▸ WHAT TO PRODUCE
Omit every picture and write out the rest of the records exactly.

[Source records]
========================================================================

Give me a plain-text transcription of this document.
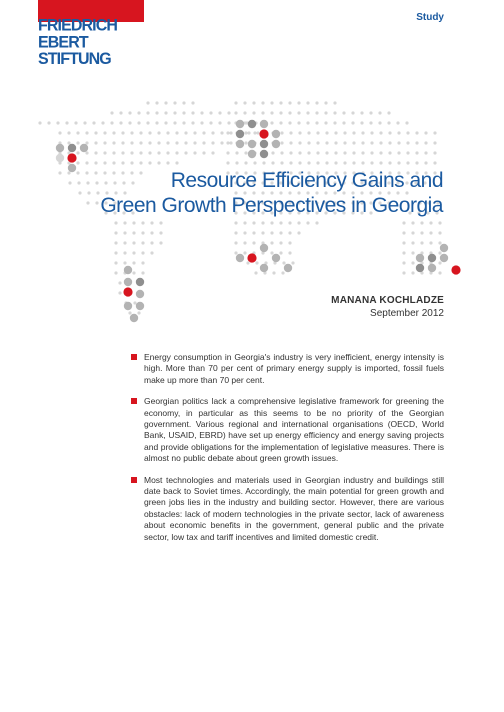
FRIEDRICH
EBERT
STIFTUNG
Study
Resource Efficiency Gains and
Green Growth Perspectives in Georgia
MANANA KOCHLADZE
September 2012
Energy consumption in Georgia's industry is very inefficient, energy intensity is high. More than 70 per cent of primary energy supply is imported, fossil fuels make up more than 70 per cent.
Georgian politics lack a comprehensive legislative framework for greening the economy, in particular as this seems to be no priority of the Georgian government. Various regional and international organisations (OECD, World Bank, USAID, EBRD) have set up energy efficiency and energy saving projects and provide obligations for the implementation of legislative measures. There is almost no public debate about green growth issues.
Most technologies and materials used in Georgian industry and buildings still date back to Soviet times. Accordingly, the main potential for green growth and green jobs lies in the industry and building sector. However, there are various obstacles: lack of modern technologies in the private sector, lack of awareness about economic benefits in the government, general public and the private sector, low tax and tariff incentives and limited domestic credit.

========================================================================

▸ REPLY TO THE EXERCISE
Give me a plain-text transcription of this document.
FRIEDRICH
EBERT
STIFTUNG
Study
Resource Efficiency Gains and
Green Growth Perspectives in Georgia
MANANA KOCHLADZE
September 2012
Energy consumption in Georgia's industry is very inefficient, energy intensity is high. More than 70 per cent of primary energy supply is imported, fossil fuels make up more than 70 per cent.
Georgian politics lack a comprehensive legislative framework for greening the economy, in particular as this seems to be no priority of the Georgian government. Various regional and international organisations (OECD, World Bank, USAID, EBRD) have set up energy efficiency and energy saving projects and provide obligations for the implementation of legislative measures. There is almost no public debate about green growth issues.
Most technologies and materials used in Georgian industry and buildings still date back to Soviet times. Accordingly, the main potential for green growth and green jobs lies in the industry and building sector. However, there are various obstacles: lack of modern technologies in the private sector, lack of awareness about economic benefits in the government, general public and the private sector, low tax and tariff incentives and limited domestic credit.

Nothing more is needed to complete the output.